What is the number of lines containing the word "事业单位会计准则"? Please answer with that number and nothing more.

DATA TO USE -
_ _ _ _ _
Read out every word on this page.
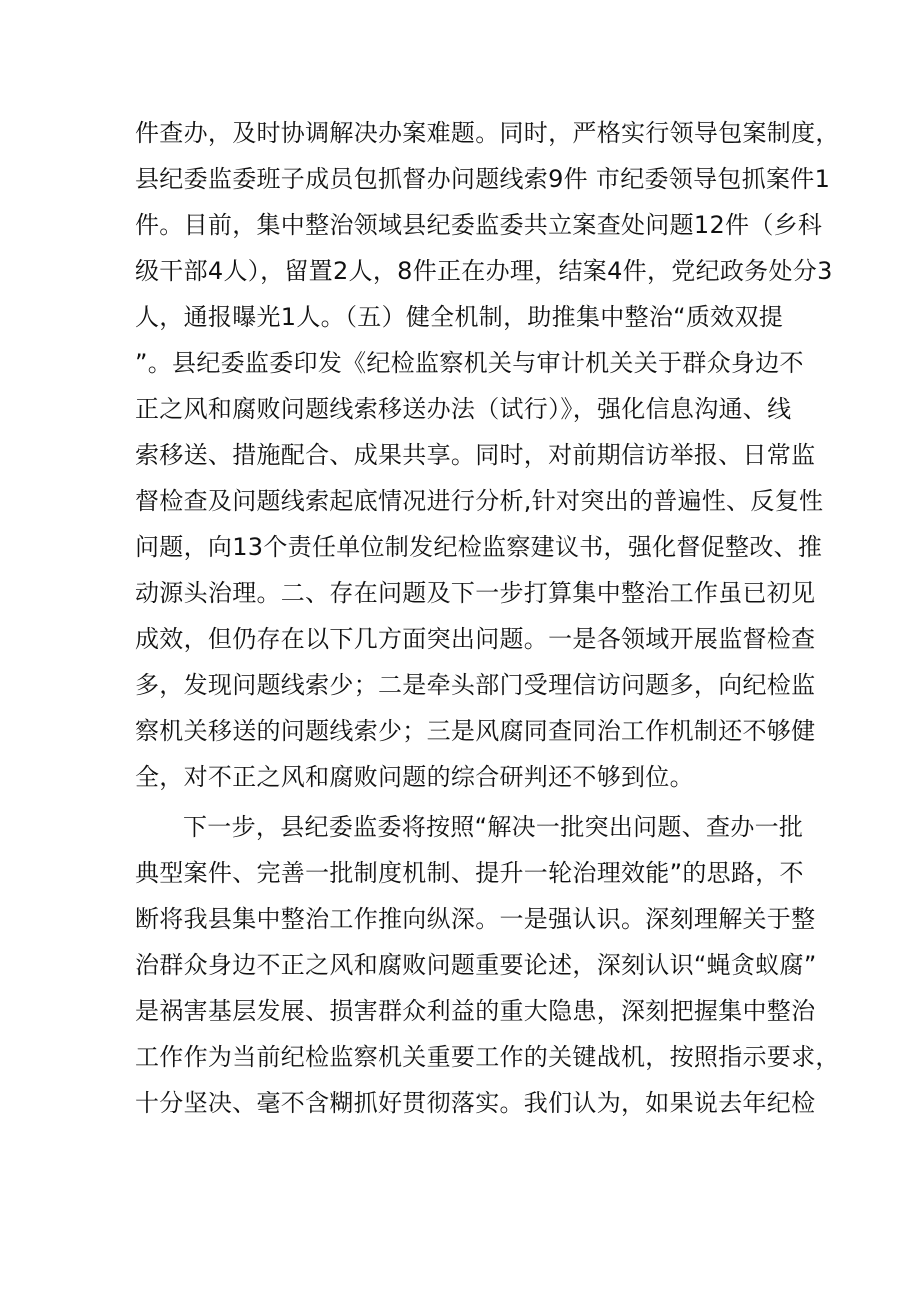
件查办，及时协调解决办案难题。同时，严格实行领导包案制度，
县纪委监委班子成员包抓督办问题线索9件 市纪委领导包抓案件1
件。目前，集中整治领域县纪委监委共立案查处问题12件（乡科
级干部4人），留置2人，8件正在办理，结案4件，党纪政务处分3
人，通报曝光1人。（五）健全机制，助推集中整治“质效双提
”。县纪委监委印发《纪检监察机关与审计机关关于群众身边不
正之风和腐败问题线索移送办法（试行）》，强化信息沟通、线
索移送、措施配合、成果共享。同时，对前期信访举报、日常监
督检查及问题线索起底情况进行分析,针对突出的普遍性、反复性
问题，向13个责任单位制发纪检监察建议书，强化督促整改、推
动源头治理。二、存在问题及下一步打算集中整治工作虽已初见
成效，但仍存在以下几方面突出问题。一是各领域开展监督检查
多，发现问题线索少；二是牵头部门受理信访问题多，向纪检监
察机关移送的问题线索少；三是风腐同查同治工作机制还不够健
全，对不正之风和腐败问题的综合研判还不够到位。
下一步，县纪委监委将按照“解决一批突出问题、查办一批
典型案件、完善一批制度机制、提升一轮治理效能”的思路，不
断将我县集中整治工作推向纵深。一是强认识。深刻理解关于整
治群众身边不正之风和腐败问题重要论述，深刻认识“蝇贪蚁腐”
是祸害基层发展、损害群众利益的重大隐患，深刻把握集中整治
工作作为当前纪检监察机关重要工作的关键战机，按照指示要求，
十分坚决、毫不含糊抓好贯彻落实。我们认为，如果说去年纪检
_ _ _ _ _
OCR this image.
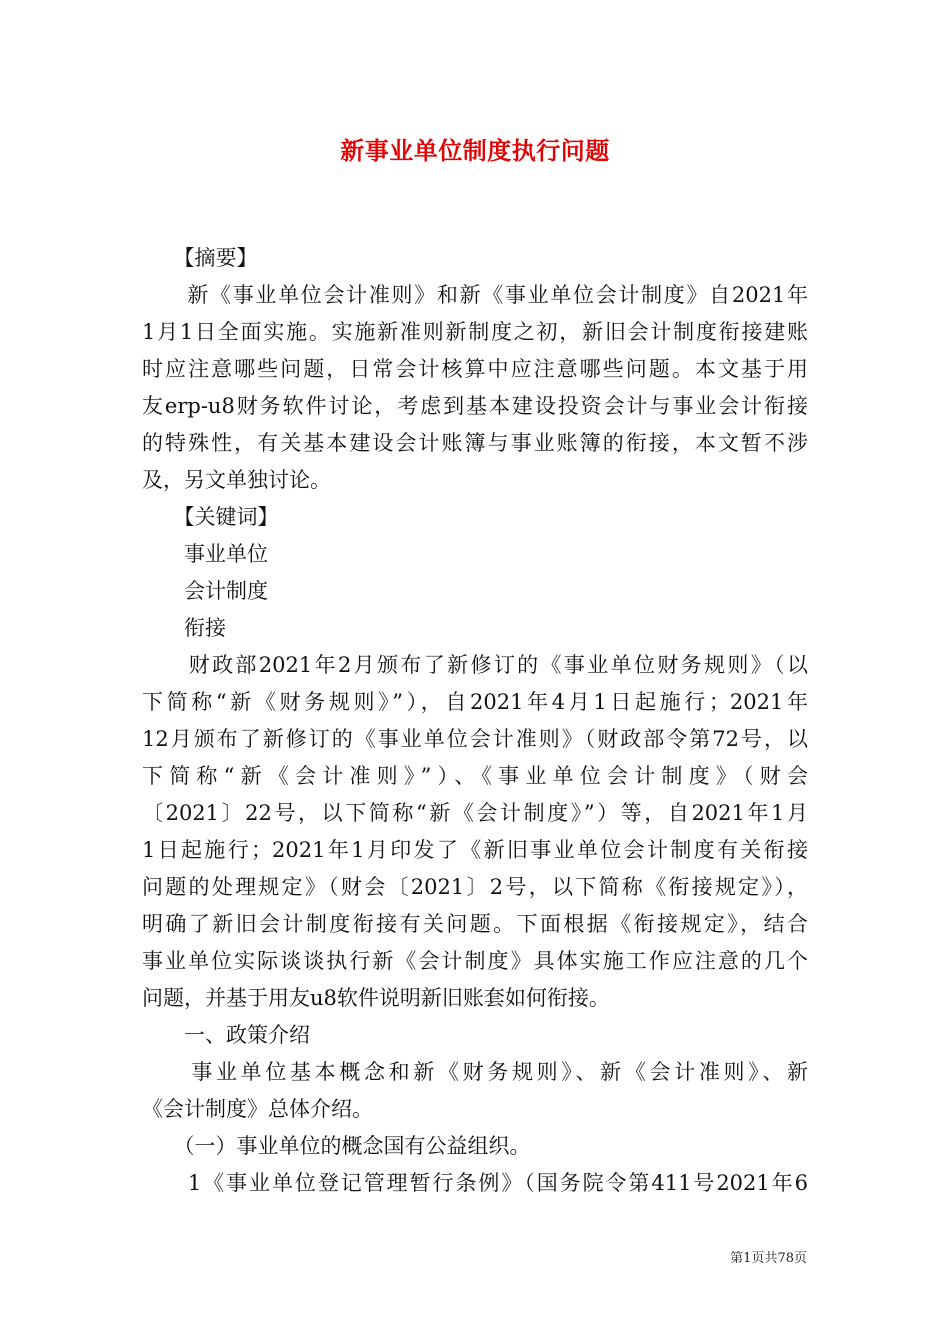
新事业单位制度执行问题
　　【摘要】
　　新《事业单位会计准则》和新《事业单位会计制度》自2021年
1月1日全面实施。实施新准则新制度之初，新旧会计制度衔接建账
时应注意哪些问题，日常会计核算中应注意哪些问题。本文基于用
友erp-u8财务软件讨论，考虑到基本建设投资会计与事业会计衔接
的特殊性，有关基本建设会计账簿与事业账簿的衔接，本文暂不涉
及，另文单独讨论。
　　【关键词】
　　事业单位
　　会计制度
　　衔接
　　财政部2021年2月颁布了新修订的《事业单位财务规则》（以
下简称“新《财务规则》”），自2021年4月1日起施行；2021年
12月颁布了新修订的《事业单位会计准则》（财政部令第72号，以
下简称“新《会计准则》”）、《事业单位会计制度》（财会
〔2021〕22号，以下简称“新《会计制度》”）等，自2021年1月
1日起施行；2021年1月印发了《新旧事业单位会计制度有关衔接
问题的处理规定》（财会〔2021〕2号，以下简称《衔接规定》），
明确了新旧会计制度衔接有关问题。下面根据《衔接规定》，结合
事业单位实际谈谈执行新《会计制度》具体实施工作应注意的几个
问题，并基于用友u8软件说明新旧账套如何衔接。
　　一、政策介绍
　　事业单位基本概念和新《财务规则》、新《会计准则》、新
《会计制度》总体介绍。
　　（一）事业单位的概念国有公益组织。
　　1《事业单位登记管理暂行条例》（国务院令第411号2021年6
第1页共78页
_ _ _ _ _
RESPONSE TO THE EXERCISE -
2